Data extracted from a collection:
------------------------------------------------------------------------

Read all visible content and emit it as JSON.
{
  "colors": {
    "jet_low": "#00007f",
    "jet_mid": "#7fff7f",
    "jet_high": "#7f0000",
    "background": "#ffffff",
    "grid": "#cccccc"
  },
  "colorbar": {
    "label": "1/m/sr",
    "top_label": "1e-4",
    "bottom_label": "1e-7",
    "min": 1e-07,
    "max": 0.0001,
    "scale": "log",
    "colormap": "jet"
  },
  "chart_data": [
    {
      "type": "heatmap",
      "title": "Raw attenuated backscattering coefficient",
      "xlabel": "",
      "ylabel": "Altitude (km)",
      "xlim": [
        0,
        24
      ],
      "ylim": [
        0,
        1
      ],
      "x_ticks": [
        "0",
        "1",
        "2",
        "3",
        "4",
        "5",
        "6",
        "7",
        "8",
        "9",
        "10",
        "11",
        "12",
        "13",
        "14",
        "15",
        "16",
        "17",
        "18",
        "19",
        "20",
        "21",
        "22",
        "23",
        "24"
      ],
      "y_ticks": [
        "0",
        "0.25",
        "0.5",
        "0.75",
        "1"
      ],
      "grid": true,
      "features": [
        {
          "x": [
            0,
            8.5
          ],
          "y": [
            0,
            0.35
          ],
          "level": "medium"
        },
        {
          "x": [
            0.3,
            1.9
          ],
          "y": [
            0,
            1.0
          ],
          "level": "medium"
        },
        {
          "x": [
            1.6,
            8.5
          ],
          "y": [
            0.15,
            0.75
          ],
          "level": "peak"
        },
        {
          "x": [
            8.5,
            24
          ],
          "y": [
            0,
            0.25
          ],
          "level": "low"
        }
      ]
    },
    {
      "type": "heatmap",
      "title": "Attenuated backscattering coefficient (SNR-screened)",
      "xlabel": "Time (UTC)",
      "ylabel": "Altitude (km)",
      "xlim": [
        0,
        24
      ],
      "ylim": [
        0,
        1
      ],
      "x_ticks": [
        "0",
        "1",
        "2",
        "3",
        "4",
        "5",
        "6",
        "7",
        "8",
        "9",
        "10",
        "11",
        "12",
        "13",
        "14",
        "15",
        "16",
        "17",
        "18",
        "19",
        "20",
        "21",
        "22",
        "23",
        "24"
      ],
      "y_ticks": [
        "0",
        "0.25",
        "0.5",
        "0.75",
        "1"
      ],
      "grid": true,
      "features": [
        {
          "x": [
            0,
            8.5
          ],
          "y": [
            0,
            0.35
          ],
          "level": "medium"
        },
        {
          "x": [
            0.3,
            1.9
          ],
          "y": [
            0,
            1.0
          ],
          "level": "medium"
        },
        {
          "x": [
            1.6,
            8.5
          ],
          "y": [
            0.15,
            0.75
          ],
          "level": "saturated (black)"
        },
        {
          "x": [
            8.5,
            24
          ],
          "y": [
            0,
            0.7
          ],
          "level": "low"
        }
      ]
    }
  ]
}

------------------------------------------------------------------------

### Work to be completed
Scan the entries above. Copy each line that has the string "coefficient".

### Answer to this exercise
      "title": "Raw attenuated backscattering coefficient",
      "title": "Attenuated backscattering coefficient (SNR-screened)",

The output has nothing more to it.